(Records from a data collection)
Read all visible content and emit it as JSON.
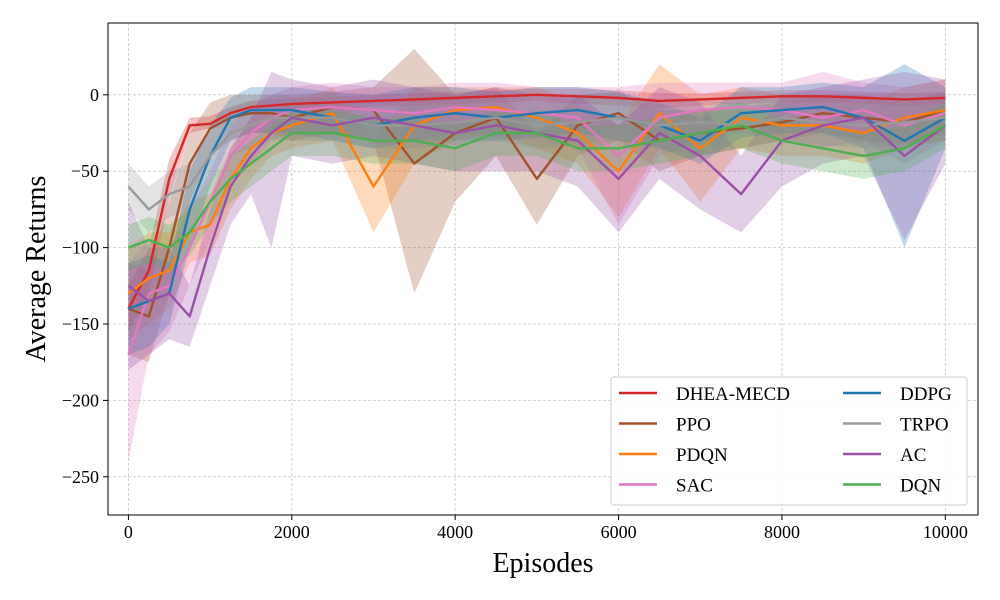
{
  "chart_data": {
    "type": "line",
    "title": "",
    "xlabel": "Episodes",
    "ylabel": "Average Returns",
    "xlim": [
      -250,
      10400
    ],
    "ylim": [
      -275,
      47
    ],
    "xticks": [
      0,
      2000,
      4000,
      6000,
      8000,
      10000
    ],
    "yticks": [
      -250,
      -200,
      -150,
      -100,
      -50,
      0
    ],
    "xtick_labels": [
      "0",
      "2000",
      "4000",
      "6000",
      "8000",
      "10000"
    ],
    "ytick_labels": [
      "−250",
      "−200",
      "−150",
      "−100",
      "−50",
      "0"
    ],
    "grid": true,
    "legend_position": "lower-right",
    "x": [
      0,
      250,
      500,
      750,
      1000,
      1250,
      1500,
      1750,
      2000,
      2500,
      3000,
      3500,
      4000,
      4500,
      5000,
      5500,
      6000,
      6500,
      7000,
      7500,
      8000,
      8500,
      9000,
      9500,
      10000
    ],
    "series": [
      {
        "name": "DHEA-MECD",
        "color": "#d62728",
        "values": [
          -140,
          -115,
          -55,
          -20,
          -19,
          -12,
          -8,
          -7,
          -6,
          -5,
          -4,
          -3,
          -2,
          -1,
          0,
          -1,
          -2,
          -4,
          -3,
          -2,
          -1,
          -1,
          -2,
          -3,
          -2
        ],
        "lower": [
          -155,
          -130,
          -68,
          -25,
          -22,
          -16,
          -12,
          -11,
          -10,
          -9,
          -8,
          -7,
          -6,
          -5,
          -4,
          -6,
          -7,
          -9,
          -7,
          -6,
          -5,
          -5,
          -6,
          -7,
          -6
        ],
        "upper": [
          -125,
          -100,
          -42,
          -15,
          -14,
          -8,
          -4,
          -3,
          -2,
          -1,
          0,
          1,
          2,
          3,
          4,
          4,
          3,
          1,
          1,
          2,
          3,
          3,
          2,
          1,
          2
        ]
      },
      {
        "name": "PPO",
        "color": "#a0522d",
        "values": [
          -140,
          -145,
          -100,
          -45,
          -22,
          -15,
          -12,
          -12,
          -15,
          -8,
          -10,
          -45,
          -25,
          -15,
          -55,
          -20,
          -12,
          -30,
          -25,
          -22,
          -18,
          -12,
          -15,
          -18,
          -10
        ],
        "lower": [
          -170,
          -175,
          -130,
          -70,
          -40,
          -30,
          -25,
          -25,
          -30,
          -25,
          -30,
          -130,
          -70,
          -40,
          -85,
          -40,
          -30,
          -50,
          -40,
          -35,
          -30,
          -25,
          -30,
          -32,
          -25
        ],
        "upper": [
          -110,
          -115,
          -70,
          -25,
          -5,
          0,
          0,
          0,
          0,
          2,
          5,
          30,
          0,
          5,
          -25,
          0,
          2,
          -10,
          -10,
          -8,
          -5,
          0,
          0,
          -5,
          2
        ]
      },
      {
        "name": "PDQN",
        "color": "#ff7f0e",
        "values": [
          -130,
          -120,
          -115,
          -90,
          -85,
          -55,
          -35,
          -25,
          -20,
          -12,
          -60,
          -20,
          -10,
          -8,
          -15,
          -25,
          -50,
          -12,
          -35,
          -15,
          -20,
          -20,
          -25,
          -15,
          -10
        ],
        "lower": [
          -160,
          -150,
          -140,
          -110,
          -105,
          -75,
          -55,
          -40,
          -35,
          -30,
          -90,
          -45,
          -30,
          -25,
          -35,
          -45,
          -80,
          -35,
          -70,
          -35,
          -40,
          -40,
          -45,
          -35,
          -30
        ],
        "upper": [
          -100,
          -90,
          -90,
          -70,
          -65,
          -35,
          -15,
          -10,
          -5,
          5,
          -30,
          5,
          5,
          5,
          5,
          -5,
          -20,
          20,
          0,
          5,
          0,
          0,
          -5,
          5,
          10
        ]
      },
      {
        "name": "SAC",
        "color": "#e377c2",
        "values": [
          -170,
          -130,
          -125,
          -100,
          -70,
          -40,
          -25,
          -15,
          -10,
          -8,
          -10,
          -12,
          -8,
          -10,
          -12,
          -15,
          -40,
          -15,
          -10,
          -8,
          -10,
          -15,
          -10,
          -20,
          -12
        ],
        "lower": [
          -240,
          -170,
          -155,
          -125,
          -95,
          -60,
          -45,
          -30,
          -25,
          -25,
          -30,
          -30,
          -25,
          -28,
          -30,
          -35,
          -85,
          -40,
          -30,
          -25,
          -28,
          -35,
          -30,
          -45,
          -30
        ],
        "upper": [
          -110,
          -95,
          -100,
          -75,
          -50,
          -20,
          -8,
          0,
          5,
          8,
          5,
          5,
          8,
          8,
          5,
          5,
          5,
          8,
          8,
          8,
          8,
          15,
          8,
          5,
          10
        ]
      },
      {
        "name": "DDPG",
        "color": "#1f77b4",
        "values": [
          -140,
          -135,
          -130,
          -75,
          -40,
          -15,
          -10,
          -10,
          -10,
          -15,
          -20,
          -15,
          -12,
          -15,
          -12,
          -10,
          -15,
          -20,
          -30,
          -12,
          -10,
          -8,
          -15,
          -30,
          -15
        ],
        "lower": [
          -170,
          -165,
          -150,
          -100,
          -60,
          -30,
          -25,
          -25,
          -25,
          -30,
          -35,
          -30,
          -30,
          -30,
          -28,
          -25,
          -30,
          -35,
          -45,
          -28,
          -25,
          -25,
          -35,
          -100,
          -35
        ],
        "upper": [
          -110,
          -105,
          -110,
          -50,
          -20,
          -2,
          5,
          5,
          5,
          2,
          0,
          5,
          5,
          2,
          5,
          5,
          2,
          -5,
          -15,
          5,
          5,
          8,
          5,
          20,
          5
        ]
      },
      {
        "name": "TRPO",
        "color": "#999999",
        "values": [
          -60,
          -75,
          -65,
          -60,
          -40,
          -25,
          -20,
          -15,
          -15,
          -15,
          -20,
          -20,
          -18,
          -15,
          -20,
          -18,
          -15,
          -20,
          -18,
          -20,
          -15,
          -18,
          -20,
          -18,
          -15
        ],
        "lower": [
          -75,
          -90,
          -80,
          -75,
          -55,
          -40,
          -35,
          -30,
          -30,
          -30,
          -35,
          -35,
          -33,
          -30,
          -35,
          -33,
          -30,
          -35,
          -33,
          -35,
          -30,
          -33,
          -35,
          -33,
          -30
        ],
        "upper": [
          -45,
          -60,
          -50,
          -45,
          -25,
          -10,
          -5,
          0,
          0,
          0,
          -5,
          -5,
          -3,
          0,
          -5,
          -3,
          0,
          -5,
          -3,
          -5,
          0,
          -3,
          -5,
          -3,
          0
        ]
      },
      {
        "name": "AC",
        "color": "#9b4fa8",
        "values": [
          -125,
          -135,
          -130,
          -145,
          -100,
          -60,
          -40,
          -25,
          -15,
          -20,
          -15,
          -20,
          -25,
          -20,
          -25,
          -30,
          -55,
          -25,
          -40,
          -65,
          -30,
          -20,
          -15,
          -40,
          -20
        ],
        "lower": [
          -180,
          -170,
          -160,
          -165,
          -125,
          -85,
          -65,
          -100,
          -40,
          -45,
          -40,
          -45,
          -50,
          -50,
          -50,
          -60,
          -90,
          -55,
          -75,
          -90,
          -60,
          -45,
          -40,
          -95,
          -45
        ],
        "upper": [
          -70,
          -100,
          -100,
          -125,
          -75,
          -35,
          -15,
          15,
          10,
          5,
          10,
          5,
          0,
          5,
          0,
          0,
          -20,
          5,
          -5,
          -40,
          0,
          5,
          10,
          15,
          10
        ]
      },
      {
        "name": "DQN",
        "color": "#4caf50",
        "values": [
          -100,
          -95,
          -100,
          -90,
          -70,
          -55,
          -45,
          -35,
          -25,
          -25,
          -30,
          -30,
          -35,
          -25,
          -25,
          -35,
          -35,
          -30,
          -25,
          -20,
          -30,
          -35,
          -40,
          -35,
          -20
        ],
        "lower": [
          -115,
          -110,
          -115,
          -105,
          -85,
          -70,
          -60,
          -50,
          -40,
          -40,
          -45,
          -45,
          -50,
          -40,
          -40,
          -50,
          -50,
          -45,
          -40,
          -35,
          -45,
          -50,
          -55,
          -50,
          -35
        ],
        "upper": [
          -85,
          -80,
          -85,
          -75,
          -55,
          -40,
          -30,
          -20,
          -10,
          -10,
          -15,
          -15,
          -20,
          -10,
          -10,
          -20,
          -20,
          -15,
          -10,
          -5,
          -15,
          -20,
          -25,
          -20,
          -5
        ]
      }
    ]
  }
}
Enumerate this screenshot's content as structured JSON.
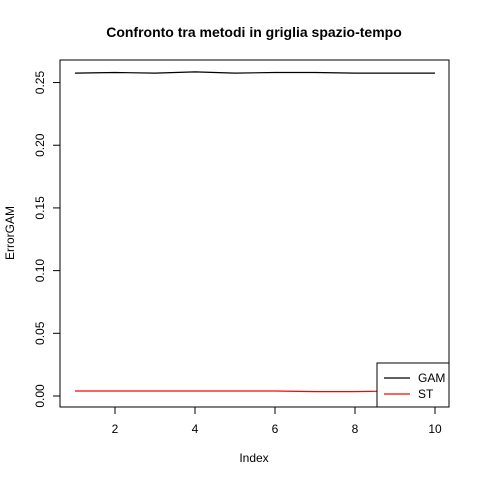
{
  "chart_data": {
    "type": "line",
    "title": "Confronto tra metodi in griglia spazio-tempo",
    "xlabel": "Index",
    "ylabel": "ErrorGAM",
    "xlim": [
      1,
      10
    ],
    "ylim": [
      0,
      0.26
    ],
    "x": [
      1,
      2,
      3,
      4,
      5,
      6,
      7,
      8,
      9,
      10
    ],
    "x_ticks": [
      "2",
      "4",
      "6",
      "8",
      "10"
    ],
    "y_ticks": [
      "0.00",
      "0.05",
      "0.10",
      "0.15",
      "0.20",
      "0.25"
    ],
    "series": [
      {
        "name": "GAM",
        "color": "#000000",
        "values": [
          0.2575,
          0.258,
          0.2575,
          0.2585,
          0.2575,
          0.258,
          0.258,
          0.2575,
          0.2575,
          0.2575
        ]
      },
      {
        "name": "ST",
        "color": "#ff0000",
        "values": [
          0.004,
          0.004,
          0.004,
          0.004,
          0.004,
          0.004,
          0.0035,
          0.0035,
          0.004,
          0.004
        ]
      }
    ],
    "legend_position": "bottom-right",
    "grid": false
  }
}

_THE TASK_.
Pick out and copy the lines of the entries that hold the string "name".

_CORRECT ANSWER_.
        "name": "DHEA-MECD",
        "name": "PPO",
        "name": "PDQN",
        "name": "SAC",
        "name": "DDPG",
        "name": "TRPO",
        "name": "AC",
        "name": "DQN",
        "name": "GAM",
        "name": "ST",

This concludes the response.